- Task instructions
Look over the lines below. Report each one that includes the string "injury".

Dataset records:
[Start]
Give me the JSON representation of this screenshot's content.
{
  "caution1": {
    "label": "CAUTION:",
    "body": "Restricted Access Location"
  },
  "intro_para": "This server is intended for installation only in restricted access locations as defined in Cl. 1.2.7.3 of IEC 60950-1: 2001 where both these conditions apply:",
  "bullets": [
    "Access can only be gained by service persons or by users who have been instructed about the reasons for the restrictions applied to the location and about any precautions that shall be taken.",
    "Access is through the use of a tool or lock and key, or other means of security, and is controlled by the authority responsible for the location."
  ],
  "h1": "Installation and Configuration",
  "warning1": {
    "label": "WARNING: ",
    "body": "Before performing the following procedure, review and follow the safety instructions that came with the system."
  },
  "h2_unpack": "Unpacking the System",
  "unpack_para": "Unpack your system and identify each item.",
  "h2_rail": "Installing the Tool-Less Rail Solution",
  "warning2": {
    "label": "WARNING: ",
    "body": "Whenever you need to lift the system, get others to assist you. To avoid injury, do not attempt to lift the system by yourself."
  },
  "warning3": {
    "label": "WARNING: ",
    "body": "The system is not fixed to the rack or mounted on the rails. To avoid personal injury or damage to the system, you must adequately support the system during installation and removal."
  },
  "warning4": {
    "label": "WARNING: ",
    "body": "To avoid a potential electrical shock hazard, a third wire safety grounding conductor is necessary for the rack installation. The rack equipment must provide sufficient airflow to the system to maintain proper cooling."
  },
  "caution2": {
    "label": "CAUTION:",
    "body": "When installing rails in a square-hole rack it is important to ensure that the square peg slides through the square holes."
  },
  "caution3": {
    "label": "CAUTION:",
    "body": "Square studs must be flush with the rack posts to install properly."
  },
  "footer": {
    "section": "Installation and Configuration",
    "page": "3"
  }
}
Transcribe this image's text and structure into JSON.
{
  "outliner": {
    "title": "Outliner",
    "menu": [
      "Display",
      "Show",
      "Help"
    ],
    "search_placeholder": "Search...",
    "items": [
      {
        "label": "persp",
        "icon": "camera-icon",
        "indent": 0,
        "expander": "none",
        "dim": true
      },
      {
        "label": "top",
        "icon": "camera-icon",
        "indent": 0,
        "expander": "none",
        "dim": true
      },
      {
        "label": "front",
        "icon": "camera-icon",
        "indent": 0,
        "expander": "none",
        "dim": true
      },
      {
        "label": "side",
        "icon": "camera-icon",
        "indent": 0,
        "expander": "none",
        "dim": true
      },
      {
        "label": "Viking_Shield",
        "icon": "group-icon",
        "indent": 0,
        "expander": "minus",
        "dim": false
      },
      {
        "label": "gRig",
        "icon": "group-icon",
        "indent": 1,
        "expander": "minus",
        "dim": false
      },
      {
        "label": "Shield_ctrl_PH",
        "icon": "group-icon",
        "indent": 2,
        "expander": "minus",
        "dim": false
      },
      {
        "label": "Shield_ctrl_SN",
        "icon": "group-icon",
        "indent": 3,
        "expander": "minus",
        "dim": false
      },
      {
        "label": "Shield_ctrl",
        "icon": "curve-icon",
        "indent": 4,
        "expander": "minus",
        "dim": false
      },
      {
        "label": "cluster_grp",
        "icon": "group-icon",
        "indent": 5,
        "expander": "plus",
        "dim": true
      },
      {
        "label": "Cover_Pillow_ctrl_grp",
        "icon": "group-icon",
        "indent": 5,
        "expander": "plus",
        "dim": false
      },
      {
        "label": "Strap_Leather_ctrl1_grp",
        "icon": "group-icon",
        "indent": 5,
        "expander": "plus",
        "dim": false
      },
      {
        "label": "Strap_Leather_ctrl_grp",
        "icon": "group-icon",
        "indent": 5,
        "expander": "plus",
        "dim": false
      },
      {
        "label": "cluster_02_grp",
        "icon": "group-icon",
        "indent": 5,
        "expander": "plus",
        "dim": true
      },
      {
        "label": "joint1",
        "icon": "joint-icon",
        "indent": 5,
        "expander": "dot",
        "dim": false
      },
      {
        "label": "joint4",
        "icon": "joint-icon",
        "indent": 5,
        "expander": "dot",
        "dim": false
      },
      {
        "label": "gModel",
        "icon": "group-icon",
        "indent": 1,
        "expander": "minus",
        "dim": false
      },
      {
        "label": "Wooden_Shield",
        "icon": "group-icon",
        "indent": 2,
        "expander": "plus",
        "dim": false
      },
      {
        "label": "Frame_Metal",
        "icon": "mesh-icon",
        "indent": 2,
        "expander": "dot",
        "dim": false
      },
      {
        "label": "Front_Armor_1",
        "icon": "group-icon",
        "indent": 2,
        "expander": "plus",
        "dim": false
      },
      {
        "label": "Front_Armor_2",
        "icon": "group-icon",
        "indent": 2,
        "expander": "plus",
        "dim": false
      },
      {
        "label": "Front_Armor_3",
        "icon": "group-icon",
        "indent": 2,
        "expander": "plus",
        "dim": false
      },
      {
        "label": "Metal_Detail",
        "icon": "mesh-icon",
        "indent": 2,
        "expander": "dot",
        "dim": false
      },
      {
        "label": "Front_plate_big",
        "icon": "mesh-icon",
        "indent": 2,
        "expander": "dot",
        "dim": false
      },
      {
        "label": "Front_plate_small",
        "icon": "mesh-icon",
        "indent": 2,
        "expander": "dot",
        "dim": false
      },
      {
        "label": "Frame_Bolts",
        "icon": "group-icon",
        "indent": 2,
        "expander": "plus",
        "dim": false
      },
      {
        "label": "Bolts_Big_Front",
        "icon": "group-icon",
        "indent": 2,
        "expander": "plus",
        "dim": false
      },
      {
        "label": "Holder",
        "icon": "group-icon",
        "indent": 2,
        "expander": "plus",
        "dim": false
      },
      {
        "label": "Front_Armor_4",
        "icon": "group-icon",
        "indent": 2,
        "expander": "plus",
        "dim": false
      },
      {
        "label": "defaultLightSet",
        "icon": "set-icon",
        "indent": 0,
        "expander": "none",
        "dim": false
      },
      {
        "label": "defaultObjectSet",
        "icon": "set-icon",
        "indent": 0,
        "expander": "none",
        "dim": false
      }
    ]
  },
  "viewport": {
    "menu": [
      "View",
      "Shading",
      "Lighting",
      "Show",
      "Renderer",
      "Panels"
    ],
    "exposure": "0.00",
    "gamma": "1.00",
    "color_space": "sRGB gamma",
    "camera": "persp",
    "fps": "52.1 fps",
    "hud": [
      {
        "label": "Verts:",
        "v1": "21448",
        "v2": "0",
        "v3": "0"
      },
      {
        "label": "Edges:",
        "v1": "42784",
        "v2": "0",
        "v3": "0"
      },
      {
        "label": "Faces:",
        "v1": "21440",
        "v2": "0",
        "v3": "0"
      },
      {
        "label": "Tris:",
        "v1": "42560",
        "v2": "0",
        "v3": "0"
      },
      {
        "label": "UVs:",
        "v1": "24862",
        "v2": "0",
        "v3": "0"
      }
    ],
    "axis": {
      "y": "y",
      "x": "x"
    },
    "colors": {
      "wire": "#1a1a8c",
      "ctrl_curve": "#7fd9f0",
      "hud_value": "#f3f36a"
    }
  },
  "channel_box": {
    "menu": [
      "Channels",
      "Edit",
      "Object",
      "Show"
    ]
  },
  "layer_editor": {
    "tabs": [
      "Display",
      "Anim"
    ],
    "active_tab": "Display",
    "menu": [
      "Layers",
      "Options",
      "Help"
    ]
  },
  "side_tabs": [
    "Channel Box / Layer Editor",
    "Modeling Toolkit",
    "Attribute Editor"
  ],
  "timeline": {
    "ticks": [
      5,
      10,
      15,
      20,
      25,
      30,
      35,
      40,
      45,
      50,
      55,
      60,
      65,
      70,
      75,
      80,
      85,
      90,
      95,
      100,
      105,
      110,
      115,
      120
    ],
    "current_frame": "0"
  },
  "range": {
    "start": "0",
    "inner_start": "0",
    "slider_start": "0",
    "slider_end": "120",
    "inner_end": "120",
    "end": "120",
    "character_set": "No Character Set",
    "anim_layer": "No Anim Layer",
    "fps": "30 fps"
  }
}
[End]
- Solved exercise
    "body": "Whenever you need to lift the system, get others to assist you. To avoid injury, do not attempt to lift the system by yourself."
    "body": "The system is not fixed to the rack or mounted on the rails. To avoid personal injury or damage to the system, you must adequately support the system during installation and removal."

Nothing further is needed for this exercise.